Scan the lines below for the word "JCIAPGLN". Copy each line you find it in.
**** MATERIAL FOR THIS EXERCISE
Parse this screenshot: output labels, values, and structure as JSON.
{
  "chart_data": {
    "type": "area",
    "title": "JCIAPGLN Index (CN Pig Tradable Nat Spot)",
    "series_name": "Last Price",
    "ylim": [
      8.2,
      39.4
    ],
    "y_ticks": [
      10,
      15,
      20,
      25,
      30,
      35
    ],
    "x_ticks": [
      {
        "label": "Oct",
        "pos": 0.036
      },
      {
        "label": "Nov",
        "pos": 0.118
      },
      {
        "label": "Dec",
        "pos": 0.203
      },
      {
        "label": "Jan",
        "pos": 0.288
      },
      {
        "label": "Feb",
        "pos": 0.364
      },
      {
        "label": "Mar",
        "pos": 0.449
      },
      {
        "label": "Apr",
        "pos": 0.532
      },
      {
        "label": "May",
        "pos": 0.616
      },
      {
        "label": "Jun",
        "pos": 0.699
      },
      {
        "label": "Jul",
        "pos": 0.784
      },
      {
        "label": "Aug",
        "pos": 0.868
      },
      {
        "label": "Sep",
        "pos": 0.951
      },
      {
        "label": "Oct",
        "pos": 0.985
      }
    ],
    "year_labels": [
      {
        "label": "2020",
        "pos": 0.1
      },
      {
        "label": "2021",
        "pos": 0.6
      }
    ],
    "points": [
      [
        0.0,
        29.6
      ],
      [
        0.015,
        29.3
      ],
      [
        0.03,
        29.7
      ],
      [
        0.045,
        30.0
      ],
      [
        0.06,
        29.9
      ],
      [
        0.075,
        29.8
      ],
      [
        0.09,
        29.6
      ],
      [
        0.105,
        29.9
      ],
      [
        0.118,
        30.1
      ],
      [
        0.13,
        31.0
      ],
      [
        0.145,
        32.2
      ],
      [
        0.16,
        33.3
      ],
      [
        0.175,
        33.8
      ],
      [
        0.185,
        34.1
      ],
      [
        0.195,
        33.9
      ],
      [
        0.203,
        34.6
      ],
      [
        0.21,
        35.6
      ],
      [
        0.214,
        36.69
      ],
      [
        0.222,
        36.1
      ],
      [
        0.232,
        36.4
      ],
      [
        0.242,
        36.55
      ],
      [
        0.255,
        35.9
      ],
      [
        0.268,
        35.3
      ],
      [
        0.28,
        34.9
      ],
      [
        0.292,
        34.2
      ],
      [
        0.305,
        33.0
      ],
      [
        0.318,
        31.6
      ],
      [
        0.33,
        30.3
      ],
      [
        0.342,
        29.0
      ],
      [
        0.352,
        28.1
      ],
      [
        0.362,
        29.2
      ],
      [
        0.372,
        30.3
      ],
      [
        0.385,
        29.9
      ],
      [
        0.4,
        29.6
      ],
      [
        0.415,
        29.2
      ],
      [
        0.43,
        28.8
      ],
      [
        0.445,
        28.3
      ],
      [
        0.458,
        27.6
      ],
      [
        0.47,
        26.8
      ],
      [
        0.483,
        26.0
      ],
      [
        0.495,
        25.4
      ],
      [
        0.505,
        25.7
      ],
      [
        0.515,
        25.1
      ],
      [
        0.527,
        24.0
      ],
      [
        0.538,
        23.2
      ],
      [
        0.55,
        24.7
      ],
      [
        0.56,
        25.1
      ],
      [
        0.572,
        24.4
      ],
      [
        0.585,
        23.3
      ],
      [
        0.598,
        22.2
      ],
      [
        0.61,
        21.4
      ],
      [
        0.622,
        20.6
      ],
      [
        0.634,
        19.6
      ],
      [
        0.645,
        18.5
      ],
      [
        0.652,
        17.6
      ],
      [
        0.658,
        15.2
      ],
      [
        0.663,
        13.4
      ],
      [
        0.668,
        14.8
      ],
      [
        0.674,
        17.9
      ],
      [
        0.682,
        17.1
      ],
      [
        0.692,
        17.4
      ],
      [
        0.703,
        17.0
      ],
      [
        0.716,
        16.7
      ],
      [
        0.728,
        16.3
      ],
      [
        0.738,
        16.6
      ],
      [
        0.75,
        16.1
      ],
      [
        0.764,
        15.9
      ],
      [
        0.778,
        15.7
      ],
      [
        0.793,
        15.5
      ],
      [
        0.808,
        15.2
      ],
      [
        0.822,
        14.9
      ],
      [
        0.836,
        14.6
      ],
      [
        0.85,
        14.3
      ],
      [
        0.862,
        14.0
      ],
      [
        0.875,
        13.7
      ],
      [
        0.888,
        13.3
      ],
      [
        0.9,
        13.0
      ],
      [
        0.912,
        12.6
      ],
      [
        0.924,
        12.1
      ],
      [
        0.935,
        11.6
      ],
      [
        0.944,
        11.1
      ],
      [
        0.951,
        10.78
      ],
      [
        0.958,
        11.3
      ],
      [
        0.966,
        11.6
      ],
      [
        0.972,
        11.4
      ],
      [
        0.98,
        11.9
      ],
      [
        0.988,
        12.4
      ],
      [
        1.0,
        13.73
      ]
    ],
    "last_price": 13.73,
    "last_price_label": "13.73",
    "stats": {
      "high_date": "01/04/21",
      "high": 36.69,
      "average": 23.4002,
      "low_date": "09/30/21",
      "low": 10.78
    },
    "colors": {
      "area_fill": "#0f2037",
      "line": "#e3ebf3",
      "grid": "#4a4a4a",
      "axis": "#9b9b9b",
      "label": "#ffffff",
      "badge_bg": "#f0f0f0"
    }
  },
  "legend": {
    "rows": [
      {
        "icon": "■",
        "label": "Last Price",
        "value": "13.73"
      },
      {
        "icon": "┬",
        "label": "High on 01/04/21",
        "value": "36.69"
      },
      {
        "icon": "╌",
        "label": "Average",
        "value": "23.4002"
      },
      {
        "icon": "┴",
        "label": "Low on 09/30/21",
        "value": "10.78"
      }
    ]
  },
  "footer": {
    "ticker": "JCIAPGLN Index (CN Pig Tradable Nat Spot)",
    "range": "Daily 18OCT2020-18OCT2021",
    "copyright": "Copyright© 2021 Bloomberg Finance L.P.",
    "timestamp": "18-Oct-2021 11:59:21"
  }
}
********
RESPONSE -
    "title": "JCIAPGLN Index (CN Pig Tradable Nat Spot)",
    "ticker": "JCIAPGLN Index (CN Pig Tradable Nat Spot)",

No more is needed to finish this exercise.